RECORD EXCERPTS:

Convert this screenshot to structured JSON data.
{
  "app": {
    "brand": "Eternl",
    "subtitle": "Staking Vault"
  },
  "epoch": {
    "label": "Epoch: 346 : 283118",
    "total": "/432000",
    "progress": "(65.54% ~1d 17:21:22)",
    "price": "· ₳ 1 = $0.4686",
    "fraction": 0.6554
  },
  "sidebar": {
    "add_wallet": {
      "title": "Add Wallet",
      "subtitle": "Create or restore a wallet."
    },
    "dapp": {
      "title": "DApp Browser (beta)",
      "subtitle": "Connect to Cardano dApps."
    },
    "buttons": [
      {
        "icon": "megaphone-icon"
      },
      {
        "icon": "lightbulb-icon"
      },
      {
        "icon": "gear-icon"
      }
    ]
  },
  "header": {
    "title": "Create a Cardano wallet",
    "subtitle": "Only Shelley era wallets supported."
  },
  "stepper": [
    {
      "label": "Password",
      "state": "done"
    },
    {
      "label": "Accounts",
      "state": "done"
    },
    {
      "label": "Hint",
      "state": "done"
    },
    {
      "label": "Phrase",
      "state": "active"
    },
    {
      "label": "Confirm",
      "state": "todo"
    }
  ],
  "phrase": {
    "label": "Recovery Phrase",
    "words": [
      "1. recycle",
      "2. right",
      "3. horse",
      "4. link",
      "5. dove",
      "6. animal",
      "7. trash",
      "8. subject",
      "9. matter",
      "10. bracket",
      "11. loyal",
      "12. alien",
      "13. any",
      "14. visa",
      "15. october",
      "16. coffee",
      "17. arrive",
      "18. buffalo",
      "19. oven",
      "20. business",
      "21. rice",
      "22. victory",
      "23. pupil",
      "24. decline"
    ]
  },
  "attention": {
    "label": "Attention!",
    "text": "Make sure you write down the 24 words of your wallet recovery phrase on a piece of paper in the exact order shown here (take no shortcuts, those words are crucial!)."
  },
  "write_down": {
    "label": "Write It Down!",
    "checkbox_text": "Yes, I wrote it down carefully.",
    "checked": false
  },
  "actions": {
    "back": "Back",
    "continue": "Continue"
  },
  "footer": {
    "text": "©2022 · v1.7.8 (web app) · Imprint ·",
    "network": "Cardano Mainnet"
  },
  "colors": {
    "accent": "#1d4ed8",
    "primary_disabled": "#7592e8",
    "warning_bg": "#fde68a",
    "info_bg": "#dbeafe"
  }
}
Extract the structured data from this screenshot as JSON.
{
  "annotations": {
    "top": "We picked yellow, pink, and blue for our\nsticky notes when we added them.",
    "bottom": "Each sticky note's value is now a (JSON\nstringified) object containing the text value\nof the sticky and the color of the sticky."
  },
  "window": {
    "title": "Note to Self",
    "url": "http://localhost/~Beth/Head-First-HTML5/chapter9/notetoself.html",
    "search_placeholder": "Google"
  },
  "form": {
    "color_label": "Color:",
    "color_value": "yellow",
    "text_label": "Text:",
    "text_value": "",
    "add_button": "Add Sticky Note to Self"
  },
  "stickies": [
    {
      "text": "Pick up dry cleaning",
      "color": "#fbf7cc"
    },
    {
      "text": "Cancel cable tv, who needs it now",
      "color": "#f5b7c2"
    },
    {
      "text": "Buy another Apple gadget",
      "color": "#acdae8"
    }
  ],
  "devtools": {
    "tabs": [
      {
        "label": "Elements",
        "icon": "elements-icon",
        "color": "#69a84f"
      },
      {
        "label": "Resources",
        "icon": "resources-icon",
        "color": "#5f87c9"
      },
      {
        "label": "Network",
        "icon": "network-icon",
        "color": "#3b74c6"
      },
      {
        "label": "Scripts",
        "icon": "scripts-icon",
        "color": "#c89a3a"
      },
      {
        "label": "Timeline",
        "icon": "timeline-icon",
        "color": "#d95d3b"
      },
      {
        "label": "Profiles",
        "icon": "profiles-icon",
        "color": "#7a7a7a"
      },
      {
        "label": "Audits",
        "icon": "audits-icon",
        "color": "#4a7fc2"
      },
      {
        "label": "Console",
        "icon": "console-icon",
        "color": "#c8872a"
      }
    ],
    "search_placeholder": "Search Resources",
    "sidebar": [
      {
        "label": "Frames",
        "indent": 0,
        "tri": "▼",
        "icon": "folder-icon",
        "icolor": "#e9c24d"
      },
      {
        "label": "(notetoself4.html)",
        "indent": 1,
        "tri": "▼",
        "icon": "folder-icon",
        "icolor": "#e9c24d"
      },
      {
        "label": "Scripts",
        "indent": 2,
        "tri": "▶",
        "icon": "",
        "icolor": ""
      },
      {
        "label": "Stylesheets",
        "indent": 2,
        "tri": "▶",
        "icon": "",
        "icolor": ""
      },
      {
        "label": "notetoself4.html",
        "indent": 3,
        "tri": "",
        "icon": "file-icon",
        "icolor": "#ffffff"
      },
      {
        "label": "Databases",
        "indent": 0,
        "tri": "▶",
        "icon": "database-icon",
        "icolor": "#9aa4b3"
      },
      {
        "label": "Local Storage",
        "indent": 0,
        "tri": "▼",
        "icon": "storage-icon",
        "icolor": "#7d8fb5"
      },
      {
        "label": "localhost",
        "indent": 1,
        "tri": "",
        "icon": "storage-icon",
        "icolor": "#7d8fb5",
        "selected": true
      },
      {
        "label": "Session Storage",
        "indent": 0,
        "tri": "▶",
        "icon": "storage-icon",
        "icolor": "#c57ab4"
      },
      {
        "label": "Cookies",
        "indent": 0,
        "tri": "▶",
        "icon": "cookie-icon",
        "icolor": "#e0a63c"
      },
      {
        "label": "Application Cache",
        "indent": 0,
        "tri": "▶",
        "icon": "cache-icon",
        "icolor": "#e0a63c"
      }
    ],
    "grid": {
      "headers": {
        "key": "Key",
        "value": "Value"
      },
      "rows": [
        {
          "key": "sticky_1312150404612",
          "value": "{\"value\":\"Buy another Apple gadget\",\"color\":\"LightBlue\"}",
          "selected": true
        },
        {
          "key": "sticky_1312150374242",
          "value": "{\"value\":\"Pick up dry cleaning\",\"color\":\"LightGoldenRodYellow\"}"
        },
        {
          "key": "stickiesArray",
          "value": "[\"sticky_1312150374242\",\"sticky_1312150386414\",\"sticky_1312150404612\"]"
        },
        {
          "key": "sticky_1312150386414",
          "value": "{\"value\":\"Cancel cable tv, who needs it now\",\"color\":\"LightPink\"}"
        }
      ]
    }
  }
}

WHAT THE TASK REQUIRES:
Reply with only the number of lines in the material above where the string "icolor" appears.

RESPONSE FOR THIS EXERCISE:
11